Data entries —
* * * * * * * * *

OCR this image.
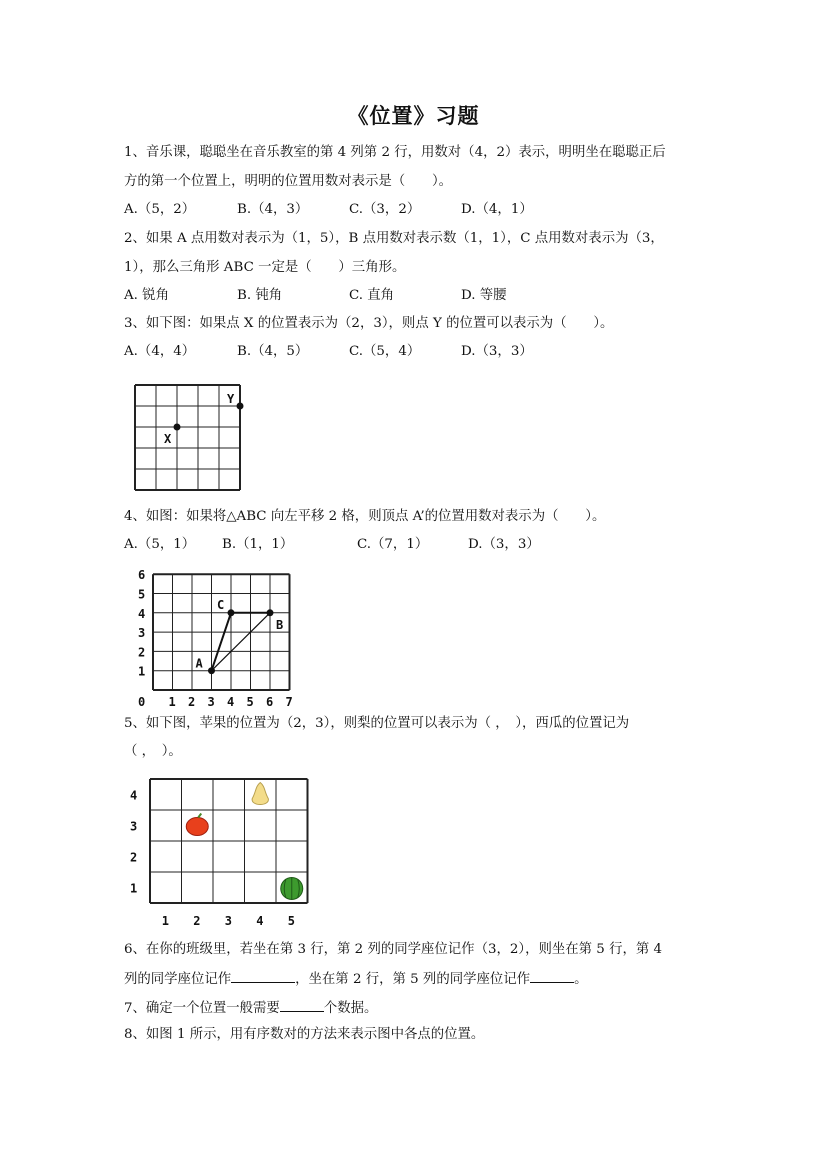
《位置》习题
1、音乐课，聪聪坐在音乐教室的第 4 列第 2 行，用数对（4，2）表示，明明坐在聪聪正后
方的第一个位置上，明明的位置用数对表示是（　　）。
A.（5，2）	B.（4，3）	C.（3，2）	D.（4，1）
2、如果 A 点用数对表示为（1，5），B 点用数对表示数（1，1），C 点用数对表示为（3，
1），那么三角形 ABC 一定是（　　）三角形。
A. 锐角	B. 钝角	C. 直角	D. 等腰
3、如下图：如果点 X 的位置表示为（2，3），则点 Y 的位置可以表示为（　　）。
A.（4，4）	B.（4，5）	C.（5，4）	D.（3，3）
X
Y
4、如图：如果将△ABC 向左平移 2 格，则顶点 A’的位置用数对表示为（　　）。
A.（5，1） B.（1，1）	C.（7，1）	D.（3，3）
0 1 2 3 4 5 6 7
1
2
3
4
5
6
A
B
C
5、如下图，苹果的位置为（2，3），则梨的位置可以表示为（ ，　），西瓜的位置记为
（ ，　）。
1 2 3 4 5
1
2
3
4
6、在你的班级里，若坐在第 3 行，第 2 列的同学座位记作（3，2），则坐在第 5 行，第 4
列的同学座位记作	，坐在第 2 行，第 5 列的同学座位记作	。
7、确定一个位置一般需要	个数据。
8、如图 1 所示，用有序数对的方法来表示图中各点的位置。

* * * * * * * * *

Your instructions —
Drop the images and repeat the data exactly.

Answer to this task —
OCR this image.
《位置》习题
1、音乐课，聪聪坐在音乐教室的第 4 列第 2 行，用数对（4，2）表示，明明坐在聪聪正后
方的第一个位置上，明明的位置用数对表示是（　　）。
A.（5，2）	B.（4，3）	C.（3，2）	D.（4，1）
2、如果 A 点用数对表示为（1，5），B 点用数对表示数（1，1），C 点用数对表示为（3，
1），那么三角形 ABC 一定是（　　）三角形。
A. 锐角	B. 钝角	C. 直角	D. 等腰
3、如下图：如果点 X 的位置表示为（2，3），则点 Y 的位置可以表示为（　　）。
A.（4，4）	B.（4，5）	C.（5，4）	D.（3，3）
X
Y
4、如图：如果将△ABC 向左平移 2 格，则顶点 A’的位置用数对表示为（　　）。
A.（5，1） B.（1，1）	C.（7，1）	D.（3，3）
0 1 2 3 4 5 6 7
1
2
3
4
5
6
A
B
C
5、如下图，苹果的位置为（2，3），则梨的位置可以表示为（ ，　），西瓜的位置记为
（ ，　）。
1 2 3 4 5
1
2
3
4
6、在你的班级里，若坐在第 3 行，第 2 列的同学座位记作（3，2），则坐在第 5 行，第 4
列的同学座位记作	，坐在第 2 行，第 5 列的同学座位记作	。
7、确定一个位置一般需要	个数据。
8、如图 1 所示，用有序数对的方法来表示图中各点的位置。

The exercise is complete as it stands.